Recorded data
####################
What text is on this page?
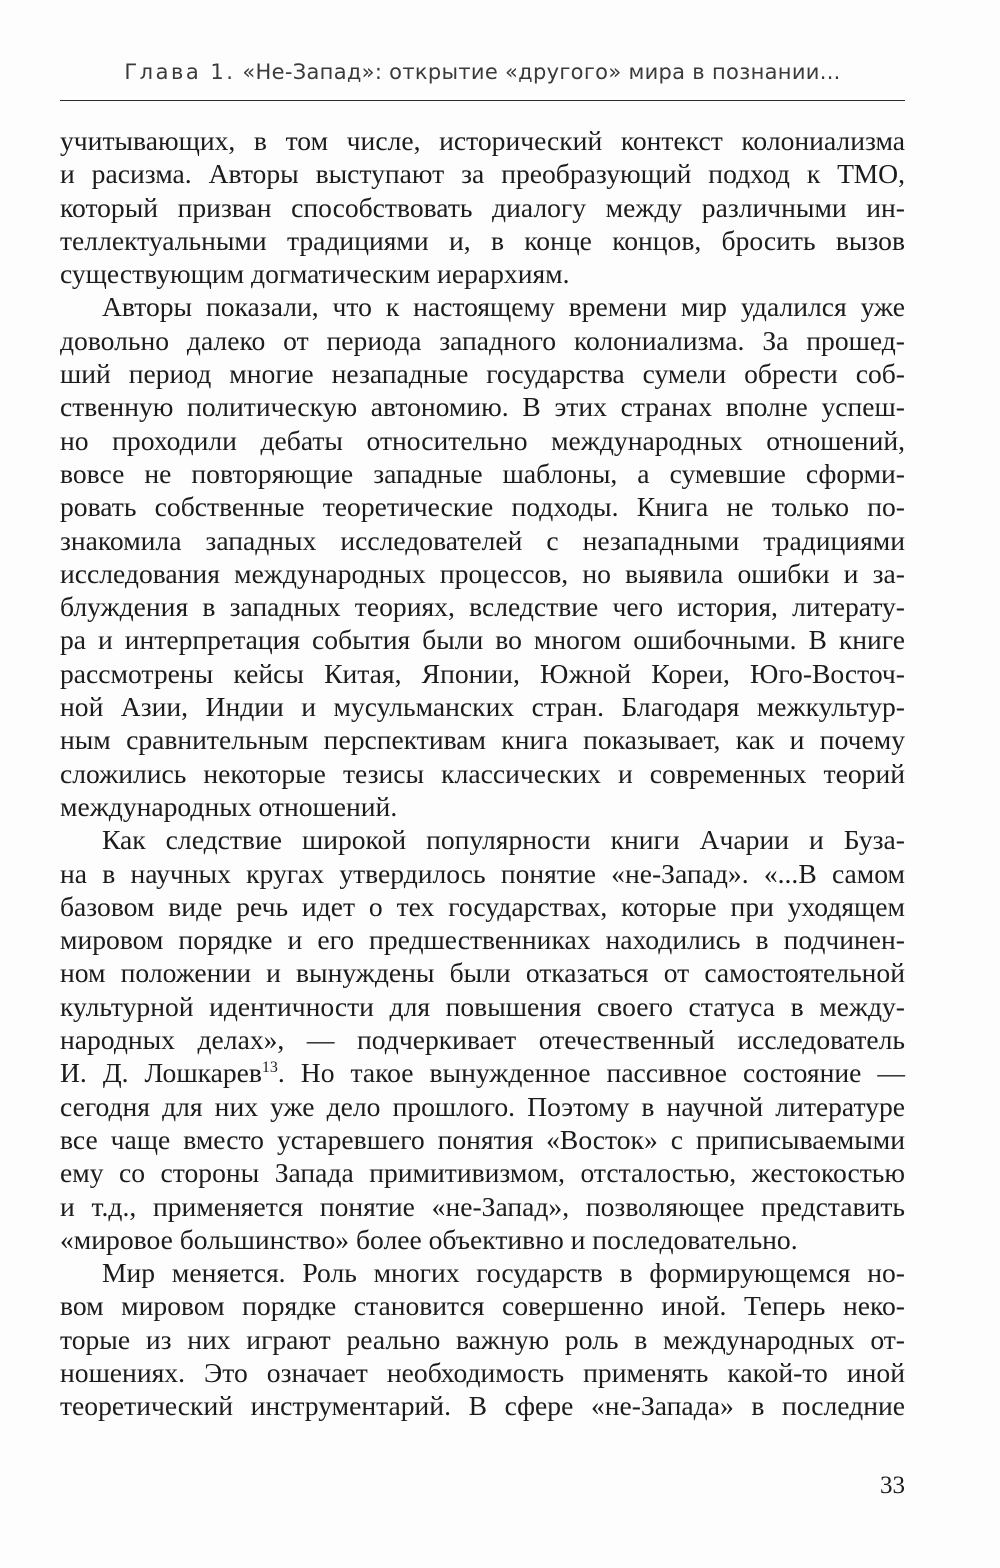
Глава 1. «Не-Запад»: открытие «другого» мира в познании...

учитывающих, в том числе, исторический контекст колониализма
и расизма. Авторы выступают за преобразующий подход к ТМО,
который призван способствовать диалогу между различными ин-
теллектуальными традициями и, в конце концов, бросить вызов
существующим догматическим иерархиям.

Авторы показали, что к настоящему времени мир удалился уже
довольно далеко от периода западного колониализма. За прошед-
ший период многие незападные государства сумели обрести соб-
ственную политическую автономию. В этих странах вполне успеш-
но проходили дебаты относительно международных отношений,
вовсе не повторяющие западные шаблоны, а сумевшие сформи-
ровать собственные теоретические подходы. Книга не только по-
знакомила западных исследователей с незападными традициями
исследования международных процессов, но выявила ошибки и за-
блуждения в западных теориях, вследствие чего история, литерату-
ра и интерпретация события были во многом ошибочными. В книге
рассмотрены кейсы Китая, Японии, Южной Кореи, Юго-Восточ-
ной Азии, Индии и мусульманских стран. Благодаря межкультур-
ным сравнительным перспективам книга показывает, как и почему
сложились некоторые тезисы классических и современных теорий
международных отношений.

Как следствие широкой популярности книги Ачарии и Буза-
на в научных кругах утвердилось понятие «не-Запад». «...В самом
базовом виде речь идет о тех государствах, которые при уходящем
мировом порядке и его предшественниках находились в подчинен-
ном положении и вынуждены были отказаться от самостоятельной
культурной идентичности для повышения своего статуса в между-
народных делах», — подчеркивает отечественный исследователь
И. Д. Лошкарев$^{13}$. Но такое вынужденное пассивное состояние —
сегодня для них уже дело прошлого. Поэтому в научной литературе
все чаще вместо устаревшего понятия «Восток» с приписываемыми
ему со стороны Запада примитивизмом, отсталостью, жестокостью
и т.д., применяется понятие «не-Запад», позволяющее представить
«мировое большинство» более объективно и последовательно.

Мир меняется. Роль многих государств в формирующемся но-
вом мировом порядке становится совершенно иной. Теперь неко-
торые из них играют реально важную роль в международных от-
ношениях. Это означает необходимость применять какой-то иной
теоретический инструментарий. В сфере «не-Запада» в последние

33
####################
• [Task directions]:
Pull out every line in the data above that has the word "были".

• [Result for this task]:
ра и интерпретация события были во многом ошибочными. В книге
ном положении и вынуждены были отказаться от самостоятельной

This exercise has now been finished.